Work to complete: Reply with nothing except the number of lines that contain the word "sportpálya".

----- Dataset records -----

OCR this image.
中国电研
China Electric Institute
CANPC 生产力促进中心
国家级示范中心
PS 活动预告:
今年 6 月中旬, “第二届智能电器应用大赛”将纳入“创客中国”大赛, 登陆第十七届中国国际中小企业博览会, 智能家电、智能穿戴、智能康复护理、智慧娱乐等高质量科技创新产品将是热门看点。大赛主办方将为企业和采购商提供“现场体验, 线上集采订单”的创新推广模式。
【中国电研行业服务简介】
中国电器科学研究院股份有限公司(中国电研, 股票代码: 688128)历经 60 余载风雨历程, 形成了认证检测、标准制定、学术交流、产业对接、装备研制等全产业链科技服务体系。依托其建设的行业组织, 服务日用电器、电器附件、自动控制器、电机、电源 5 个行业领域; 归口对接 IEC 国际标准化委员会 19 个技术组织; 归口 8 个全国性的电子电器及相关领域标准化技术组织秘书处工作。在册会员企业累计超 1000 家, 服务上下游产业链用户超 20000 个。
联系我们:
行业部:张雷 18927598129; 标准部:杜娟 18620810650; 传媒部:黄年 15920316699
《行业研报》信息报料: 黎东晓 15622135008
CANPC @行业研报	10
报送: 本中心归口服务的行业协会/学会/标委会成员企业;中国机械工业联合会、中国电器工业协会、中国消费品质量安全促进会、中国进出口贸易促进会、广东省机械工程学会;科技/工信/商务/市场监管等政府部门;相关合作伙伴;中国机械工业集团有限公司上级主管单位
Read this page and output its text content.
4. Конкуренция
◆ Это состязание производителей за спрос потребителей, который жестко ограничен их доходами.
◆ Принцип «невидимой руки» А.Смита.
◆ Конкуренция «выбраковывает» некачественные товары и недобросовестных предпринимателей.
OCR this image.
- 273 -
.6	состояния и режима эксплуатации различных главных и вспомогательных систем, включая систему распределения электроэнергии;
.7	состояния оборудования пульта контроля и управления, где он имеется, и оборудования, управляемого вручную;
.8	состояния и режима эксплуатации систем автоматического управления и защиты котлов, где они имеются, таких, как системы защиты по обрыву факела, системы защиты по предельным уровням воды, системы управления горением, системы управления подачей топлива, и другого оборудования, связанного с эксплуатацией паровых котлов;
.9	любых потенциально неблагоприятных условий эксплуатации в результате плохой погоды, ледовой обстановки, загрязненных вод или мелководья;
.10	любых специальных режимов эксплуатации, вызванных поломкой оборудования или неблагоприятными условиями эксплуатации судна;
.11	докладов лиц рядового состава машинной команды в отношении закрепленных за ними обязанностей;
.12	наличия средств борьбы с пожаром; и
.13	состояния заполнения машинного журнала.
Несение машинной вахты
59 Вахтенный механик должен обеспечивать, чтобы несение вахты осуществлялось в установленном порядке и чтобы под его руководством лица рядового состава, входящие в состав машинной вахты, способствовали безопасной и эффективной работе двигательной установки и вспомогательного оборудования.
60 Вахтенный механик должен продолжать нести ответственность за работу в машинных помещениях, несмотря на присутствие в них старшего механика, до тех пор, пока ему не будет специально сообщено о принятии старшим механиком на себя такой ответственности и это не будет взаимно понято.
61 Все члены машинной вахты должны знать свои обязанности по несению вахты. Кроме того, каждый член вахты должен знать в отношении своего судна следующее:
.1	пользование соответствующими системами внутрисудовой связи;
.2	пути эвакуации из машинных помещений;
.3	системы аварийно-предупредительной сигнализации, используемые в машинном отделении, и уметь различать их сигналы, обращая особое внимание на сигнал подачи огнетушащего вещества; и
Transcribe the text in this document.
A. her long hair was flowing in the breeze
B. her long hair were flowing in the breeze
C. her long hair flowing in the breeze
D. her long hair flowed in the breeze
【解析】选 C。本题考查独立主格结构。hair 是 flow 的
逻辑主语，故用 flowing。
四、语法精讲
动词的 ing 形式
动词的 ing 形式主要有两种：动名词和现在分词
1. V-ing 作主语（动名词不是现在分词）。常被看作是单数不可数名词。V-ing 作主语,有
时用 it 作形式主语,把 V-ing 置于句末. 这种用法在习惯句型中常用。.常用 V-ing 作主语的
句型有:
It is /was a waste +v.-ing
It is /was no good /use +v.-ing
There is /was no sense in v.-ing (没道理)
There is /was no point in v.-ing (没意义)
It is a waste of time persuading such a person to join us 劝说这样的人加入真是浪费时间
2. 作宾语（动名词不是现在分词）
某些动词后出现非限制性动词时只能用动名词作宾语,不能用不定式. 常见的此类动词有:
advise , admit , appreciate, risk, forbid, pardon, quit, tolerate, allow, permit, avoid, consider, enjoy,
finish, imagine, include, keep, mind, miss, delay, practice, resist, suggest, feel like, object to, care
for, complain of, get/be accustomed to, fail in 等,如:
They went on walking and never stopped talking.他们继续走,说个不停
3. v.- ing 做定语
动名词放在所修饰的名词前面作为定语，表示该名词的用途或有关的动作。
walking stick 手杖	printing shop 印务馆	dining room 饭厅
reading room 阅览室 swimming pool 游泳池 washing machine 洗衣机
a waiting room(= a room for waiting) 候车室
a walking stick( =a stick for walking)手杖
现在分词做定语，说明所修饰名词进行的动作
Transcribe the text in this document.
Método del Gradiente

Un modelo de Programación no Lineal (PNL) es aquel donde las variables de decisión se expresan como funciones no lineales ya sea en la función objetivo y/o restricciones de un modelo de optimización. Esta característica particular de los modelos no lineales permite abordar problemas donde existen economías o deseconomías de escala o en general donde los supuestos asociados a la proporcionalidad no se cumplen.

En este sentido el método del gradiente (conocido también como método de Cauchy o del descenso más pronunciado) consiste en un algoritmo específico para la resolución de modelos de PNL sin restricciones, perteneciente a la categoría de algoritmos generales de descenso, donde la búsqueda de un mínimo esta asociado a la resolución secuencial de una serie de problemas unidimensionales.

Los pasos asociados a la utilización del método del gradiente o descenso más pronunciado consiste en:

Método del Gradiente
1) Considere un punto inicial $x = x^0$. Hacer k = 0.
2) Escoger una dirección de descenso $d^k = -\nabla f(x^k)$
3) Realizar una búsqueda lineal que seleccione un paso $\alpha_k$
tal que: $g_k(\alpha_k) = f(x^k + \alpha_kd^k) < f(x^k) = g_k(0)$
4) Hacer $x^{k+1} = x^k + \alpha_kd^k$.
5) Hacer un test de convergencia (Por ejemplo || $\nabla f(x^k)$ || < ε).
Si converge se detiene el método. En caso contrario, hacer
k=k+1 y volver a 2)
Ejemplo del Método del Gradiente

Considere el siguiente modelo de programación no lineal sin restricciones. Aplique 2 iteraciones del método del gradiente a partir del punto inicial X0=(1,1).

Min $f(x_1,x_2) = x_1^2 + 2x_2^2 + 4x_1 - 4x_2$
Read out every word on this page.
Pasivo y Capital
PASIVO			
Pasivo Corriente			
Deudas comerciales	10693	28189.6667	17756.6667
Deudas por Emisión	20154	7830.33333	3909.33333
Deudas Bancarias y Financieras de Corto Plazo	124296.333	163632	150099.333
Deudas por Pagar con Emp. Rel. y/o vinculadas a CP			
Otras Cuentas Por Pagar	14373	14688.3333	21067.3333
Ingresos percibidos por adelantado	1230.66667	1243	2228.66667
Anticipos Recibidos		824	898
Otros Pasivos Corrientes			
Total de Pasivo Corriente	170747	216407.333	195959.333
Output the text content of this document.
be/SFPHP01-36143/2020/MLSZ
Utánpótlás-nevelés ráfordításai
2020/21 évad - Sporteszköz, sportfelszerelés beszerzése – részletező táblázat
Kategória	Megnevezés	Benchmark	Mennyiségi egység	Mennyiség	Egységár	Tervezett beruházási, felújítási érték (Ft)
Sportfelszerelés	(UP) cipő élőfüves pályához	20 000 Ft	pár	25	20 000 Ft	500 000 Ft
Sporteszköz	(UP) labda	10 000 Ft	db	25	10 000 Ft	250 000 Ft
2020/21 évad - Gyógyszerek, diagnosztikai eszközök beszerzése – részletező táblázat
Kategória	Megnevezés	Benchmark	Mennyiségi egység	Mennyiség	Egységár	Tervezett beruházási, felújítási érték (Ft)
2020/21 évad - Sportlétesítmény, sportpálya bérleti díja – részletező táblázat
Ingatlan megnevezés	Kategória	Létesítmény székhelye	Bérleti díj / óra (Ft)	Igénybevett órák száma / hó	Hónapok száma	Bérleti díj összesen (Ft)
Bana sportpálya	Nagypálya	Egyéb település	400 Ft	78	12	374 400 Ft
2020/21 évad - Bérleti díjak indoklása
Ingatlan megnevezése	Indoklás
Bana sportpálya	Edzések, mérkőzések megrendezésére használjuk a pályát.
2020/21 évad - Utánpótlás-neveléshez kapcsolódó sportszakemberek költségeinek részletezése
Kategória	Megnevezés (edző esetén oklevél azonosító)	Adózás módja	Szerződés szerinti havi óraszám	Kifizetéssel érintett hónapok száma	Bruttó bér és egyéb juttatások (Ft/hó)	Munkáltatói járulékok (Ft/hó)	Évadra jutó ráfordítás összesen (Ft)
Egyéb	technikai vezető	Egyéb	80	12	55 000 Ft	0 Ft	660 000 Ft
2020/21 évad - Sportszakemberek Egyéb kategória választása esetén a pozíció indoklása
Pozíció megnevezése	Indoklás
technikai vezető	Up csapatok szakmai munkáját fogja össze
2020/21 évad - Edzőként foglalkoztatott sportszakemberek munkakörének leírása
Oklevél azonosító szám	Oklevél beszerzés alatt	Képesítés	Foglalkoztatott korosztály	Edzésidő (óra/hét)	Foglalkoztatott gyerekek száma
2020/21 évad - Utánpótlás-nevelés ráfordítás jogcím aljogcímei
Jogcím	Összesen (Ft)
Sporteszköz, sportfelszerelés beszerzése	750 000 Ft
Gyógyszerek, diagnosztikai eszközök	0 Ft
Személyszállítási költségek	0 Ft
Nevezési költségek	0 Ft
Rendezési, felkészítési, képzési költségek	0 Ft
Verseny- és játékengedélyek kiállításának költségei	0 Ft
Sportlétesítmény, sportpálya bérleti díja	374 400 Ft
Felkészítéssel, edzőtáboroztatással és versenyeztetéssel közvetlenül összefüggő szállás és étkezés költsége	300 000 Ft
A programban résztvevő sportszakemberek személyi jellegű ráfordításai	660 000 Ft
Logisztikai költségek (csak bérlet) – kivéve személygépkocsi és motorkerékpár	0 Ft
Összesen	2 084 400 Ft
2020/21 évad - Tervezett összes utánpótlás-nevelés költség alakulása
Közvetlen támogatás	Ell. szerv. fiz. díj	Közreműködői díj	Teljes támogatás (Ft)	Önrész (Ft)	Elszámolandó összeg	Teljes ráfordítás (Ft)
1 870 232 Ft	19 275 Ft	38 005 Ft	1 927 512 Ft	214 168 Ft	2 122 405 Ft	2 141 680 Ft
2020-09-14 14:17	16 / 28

-----

Exercise response: 4